Given data:
++++++++

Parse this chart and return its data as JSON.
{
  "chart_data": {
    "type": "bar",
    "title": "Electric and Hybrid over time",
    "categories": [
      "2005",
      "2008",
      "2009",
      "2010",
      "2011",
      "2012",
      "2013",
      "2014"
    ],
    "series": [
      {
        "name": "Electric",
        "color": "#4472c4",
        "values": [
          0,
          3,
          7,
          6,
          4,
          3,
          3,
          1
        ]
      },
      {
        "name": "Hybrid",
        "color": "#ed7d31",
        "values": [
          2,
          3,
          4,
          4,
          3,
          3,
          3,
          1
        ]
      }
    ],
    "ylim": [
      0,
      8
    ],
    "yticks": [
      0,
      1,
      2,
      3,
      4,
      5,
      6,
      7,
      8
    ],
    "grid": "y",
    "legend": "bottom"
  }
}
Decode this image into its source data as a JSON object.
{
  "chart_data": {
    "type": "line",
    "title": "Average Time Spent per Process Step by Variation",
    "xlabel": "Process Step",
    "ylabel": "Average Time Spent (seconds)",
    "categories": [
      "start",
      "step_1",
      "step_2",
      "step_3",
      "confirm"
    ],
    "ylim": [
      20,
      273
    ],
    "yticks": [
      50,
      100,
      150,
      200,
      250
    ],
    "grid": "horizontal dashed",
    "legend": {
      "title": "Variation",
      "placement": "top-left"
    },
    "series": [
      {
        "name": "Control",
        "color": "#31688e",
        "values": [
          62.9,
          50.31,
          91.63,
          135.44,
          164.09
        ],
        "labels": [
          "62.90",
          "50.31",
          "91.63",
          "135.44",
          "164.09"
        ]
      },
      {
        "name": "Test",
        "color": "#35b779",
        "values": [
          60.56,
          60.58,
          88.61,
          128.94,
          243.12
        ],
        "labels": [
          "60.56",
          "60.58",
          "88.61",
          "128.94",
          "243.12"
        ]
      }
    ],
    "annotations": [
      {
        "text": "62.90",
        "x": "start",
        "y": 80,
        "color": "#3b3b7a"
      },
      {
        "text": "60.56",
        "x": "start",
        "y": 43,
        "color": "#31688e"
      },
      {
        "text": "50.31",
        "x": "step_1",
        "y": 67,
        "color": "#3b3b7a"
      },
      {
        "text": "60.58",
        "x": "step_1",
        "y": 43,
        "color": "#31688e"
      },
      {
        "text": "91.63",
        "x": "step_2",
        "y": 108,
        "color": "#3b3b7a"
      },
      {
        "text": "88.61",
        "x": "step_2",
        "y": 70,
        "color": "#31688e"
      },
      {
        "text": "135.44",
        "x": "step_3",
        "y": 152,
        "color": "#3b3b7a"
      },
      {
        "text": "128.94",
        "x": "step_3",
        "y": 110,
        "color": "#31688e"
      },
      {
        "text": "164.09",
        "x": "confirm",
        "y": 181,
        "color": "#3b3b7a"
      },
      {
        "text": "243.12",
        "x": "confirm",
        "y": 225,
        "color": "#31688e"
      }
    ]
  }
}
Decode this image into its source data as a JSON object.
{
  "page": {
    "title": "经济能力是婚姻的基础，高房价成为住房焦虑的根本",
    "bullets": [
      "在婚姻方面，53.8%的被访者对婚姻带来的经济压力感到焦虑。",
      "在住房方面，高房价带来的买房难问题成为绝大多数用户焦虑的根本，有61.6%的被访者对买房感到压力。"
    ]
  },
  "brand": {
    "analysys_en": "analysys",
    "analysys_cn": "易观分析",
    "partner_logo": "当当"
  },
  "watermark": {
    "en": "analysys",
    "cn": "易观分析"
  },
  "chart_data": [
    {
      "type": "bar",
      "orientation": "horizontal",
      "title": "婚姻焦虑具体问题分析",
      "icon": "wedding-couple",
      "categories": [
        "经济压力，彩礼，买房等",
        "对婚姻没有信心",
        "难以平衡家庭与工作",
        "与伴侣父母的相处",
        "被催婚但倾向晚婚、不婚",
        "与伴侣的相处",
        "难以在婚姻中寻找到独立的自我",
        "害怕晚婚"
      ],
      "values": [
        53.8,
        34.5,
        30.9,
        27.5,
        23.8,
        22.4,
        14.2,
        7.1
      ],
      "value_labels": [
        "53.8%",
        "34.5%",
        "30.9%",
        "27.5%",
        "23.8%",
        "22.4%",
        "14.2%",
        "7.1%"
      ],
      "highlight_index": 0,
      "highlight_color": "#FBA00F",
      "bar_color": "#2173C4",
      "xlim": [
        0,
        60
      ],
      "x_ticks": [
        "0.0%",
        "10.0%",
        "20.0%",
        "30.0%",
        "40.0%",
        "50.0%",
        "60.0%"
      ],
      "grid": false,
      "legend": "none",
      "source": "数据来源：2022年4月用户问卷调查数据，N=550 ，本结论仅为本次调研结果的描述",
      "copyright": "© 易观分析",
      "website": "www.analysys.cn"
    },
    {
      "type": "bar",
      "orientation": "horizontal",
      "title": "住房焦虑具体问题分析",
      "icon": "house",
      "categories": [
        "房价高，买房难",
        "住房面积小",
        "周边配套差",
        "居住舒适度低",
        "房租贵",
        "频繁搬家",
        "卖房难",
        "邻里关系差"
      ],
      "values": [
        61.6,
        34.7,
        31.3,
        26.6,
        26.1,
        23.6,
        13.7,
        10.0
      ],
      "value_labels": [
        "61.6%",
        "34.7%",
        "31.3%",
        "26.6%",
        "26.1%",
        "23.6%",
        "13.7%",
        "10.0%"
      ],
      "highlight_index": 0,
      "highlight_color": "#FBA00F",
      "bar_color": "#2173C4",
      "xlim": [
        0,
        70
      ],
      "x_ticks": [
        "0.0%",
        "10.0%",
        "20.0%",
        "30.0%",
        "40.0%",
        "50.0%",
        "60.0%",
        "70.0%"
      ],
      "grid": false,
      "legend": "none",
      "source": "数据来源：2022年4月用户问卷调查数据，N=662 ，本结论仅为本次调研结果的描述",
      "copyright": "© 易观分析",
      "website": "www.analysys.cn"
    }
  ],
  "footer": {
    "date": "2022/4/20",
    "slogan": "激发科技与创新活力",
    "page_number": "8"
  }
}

++++++++

Reproduce the records word for word.

Parse this chart and return its data as JSON.
{
  "chart_data": {
    "type": "bar",
    "title": "Electric and Hybrid over time",
    "categories": [
      "2005",
      "2008",
      "2009",
      "2010",
      "2011",
      "2012",
      "2013",
      "2014"
    ],
    "series": [
      {
        "name": "Electric",
        "color": "#4472c4",
        "values": [
          0,
          3,
          7,
          6,
          4,
          3,
          3,
          1
        ]
      },
      {
        "name": "Hybrid",
        "color": "#ed7d31",
        "values": [
          2,
          3,
          4,
          4,
          3,
          3,
          3,
          1
        ]
      }
    ],
    "ylim": [
      0,
      8
    ],
    "yticks": [
      0,
      1,
      2,
      3,
      4,
      5,
      6,
      7,
      8
    ],
    "grid": "y",
    "legend": "bottom"
  }
}
Decode this image into its source data as a JSON object.
{
  "chart_data": {
    "type": "line",
    "title": "Average Time Spent per Process Step by Variation",
    "xlabel": "Process Step",
    "ylabel": "Average Time Spent (seconds)",
    "categories": [
      "start",
      "step_1",
      "step_2",
      "step_3",
      "confirm"
    ],
    "ylim": [
      20,
      273
    ],
    "yticks": [
      50,
      100,
      150,
      200,
      250
    ],
    "grid": "horizontal dashed",
    "legend": {
      "title": "Variation",
      "placement": "top-left"
    },
    "series": [
      {
        "name": "Control",
        "color": "#31688e",
        "values": [
          62.9,
          50.31,
          91.63,
          135.44,
          164.09
        ],
        "labels": [
          "62.90",
          "50.31",
          "91.63",
          "135.44",
          "164.09"
        ]
      },
      {
        "name": "Test",
        "color": "#35b779",
        "values": [
          60.56,
          60.58,
          88.61,
          128.94,
          243.12
        ],
        "labels": [
          "60.56",
          "60.58",
          "88.61",
          "128.94",
          "243.12"
        ]
      }
    ],
    "annotations": [
      {
        "text": "62.90",
        "x": "start",
        "y": 80,
        "color": "#3b3b7a"
      },
      {
        "text": "60.56",
        "x": "start",
        "y": 43,
        "color": "#31688e"
      },
      {
        "text": "50.31",
        "x": "step_1",
        "y": 67,
        "color": "#3b3b7a"
      },
      {
        "text": "60.58",
        "x": "step_1",
        "y": 43,
        "color": "#31688e"
      },
      {
        "text": "91.63",
        "x": "step_2",
        "y": 108,
        "color": "#3b3b7a"
      },
      {
        "text": "88.61",
        "x": "step_2",
        "y": 70,
        "color": "#31688e"
      },
      {
        "text": "135.44",
        "x": "step_3",
        "y": 152,
        "color": "#3b3b7a"
      },
      {
        "text": "128.94",
        "x": "step_3",
        "y": 110,
        "color": "#31688e"
      },
      {
        "text": "164.09",
        "x": "confirm",
        "y": 181,
        "color": "#3b3b7a"
      },
      {
        "text": "243.12",
        "x": "confirm",
        "y": 225,
        "color": "#31688e"
      }
    ]
  }
}
Decode this image into its source data as a JSON object.
{
  "page": {
    "title": "经济能力是婚姻的基础，高房价成为住房焦虑的根本",
    "bullets": [
      "在婚姻方面，53.8%的被访者对婚姻带来的经济压力感到焦虑。",
      "在住房方面，高房价带来的买房难问题成为绝大多数用户焦虑的根本，有61.6%的被访者对买房感到压力。"
    ]
  },
  "brand": {
    "analysys_en": "analysys",
    "analysys_cn": "易观分析",
    "partner_logo": "当当"
  },
  "watermark": {
    "en": "analysys",
    "cn": "易观分析"
  },
  "chart_data": [
    {
      "type": "bar",
      "orientation": "horizontal",
      "title": "婚姻焦虑具体问题分析",
      "icon": "wedding-couple",
      "categories": [
        "经济压力，彩礼，买房等",
        "对婚姻没有信心",
        "难以平衡家庭与工作",
        "与伴侣父母的相处",
        "被催婚但倾向晚婚、不婚",
        "与伴侣的相处",
        "难以在婚姻中寻找到独立的自我",
        "害怕晚婚"
      ],
      "values": [
        53.8,
        34.5,
        30.9,
        27.5,
        23.8,
        22.4,
        14.2,
        7.1
      ],
      "value_labels": [
        "53.8%",
        "34.5%",
        "30.9%",
        "27.5%",
        "23.8%",
        "22.4%",
        "14.2%",
        "7.1%"
      ],
      "highlight_index": 0,
      "highlight_color": "#FBA00F",
      "bar_color": "#2173C4",
      "xlim": [
        0,
        60
      ],
      "x_ticks": [
        "0.0%",
        "10.0%",
        "20.0%",
        "30.0%",
        "40.0%",
        "50.0%",
        "60.0%"
      ],
      "grid": false,
      "legend": "none",
      "source": "数据来源：2022年4月用户问卷调查数据，N=550 ，本结论仅为本次调研结果的描述",
      "copyright": "© 易观分析",
      "website": "www.analysys.cn"
    },
    {
      "type": "bar",
      "orientation": "horizontal",
      "title": "住房焦虑具体问题分析",
      "icon": "house",
      "categories": [
        "房价高，买房难",
        "住房面积小",
        "周边配套差",
        "居住舒适度低",
        "房租贵",
        "频繁搬家",
        "卖房难",
        "邻里关系差"
      ],
      "values": [
        61.6,
        34.7,
        31.3,
        26.6,
        26.1,
        23.6,
        13.7,
        10.0
      ],
      "value_labels": [
        "61.6%",
        "34.7%",
        "31.3%",
        "26.6%",
        "26.1%",
        "23.6%",
        "13.7%",
        "10.0%"
      ],
      "highlight_index": 0,
      "highlight_color": "#FBA00F",
      "bar_color": "#2173C4",
      "xlim": [
        0,
        70
      ],
      "x_ticks": [
        "0.0%",
        "10.0%",
        "20.0%",
        "30.0%",
        "40.0%",
        "50.0%",
        "60.0%",
        "70.0%"
      ],
      "grid": false,
      "legend": "none",
      "source": "数据来源：2022年4月用户问卷调查数据，N=662 ，本结论仅为本次调研结果的描述",
      "copyright": "© 易观分析",
      "website": "www.analysys.cn"
    }
  ],
  "footer": {
    "date": "2022/4/20",
    "slogan": "激发科技与创新活力",
    "page_number": "8"
  }
}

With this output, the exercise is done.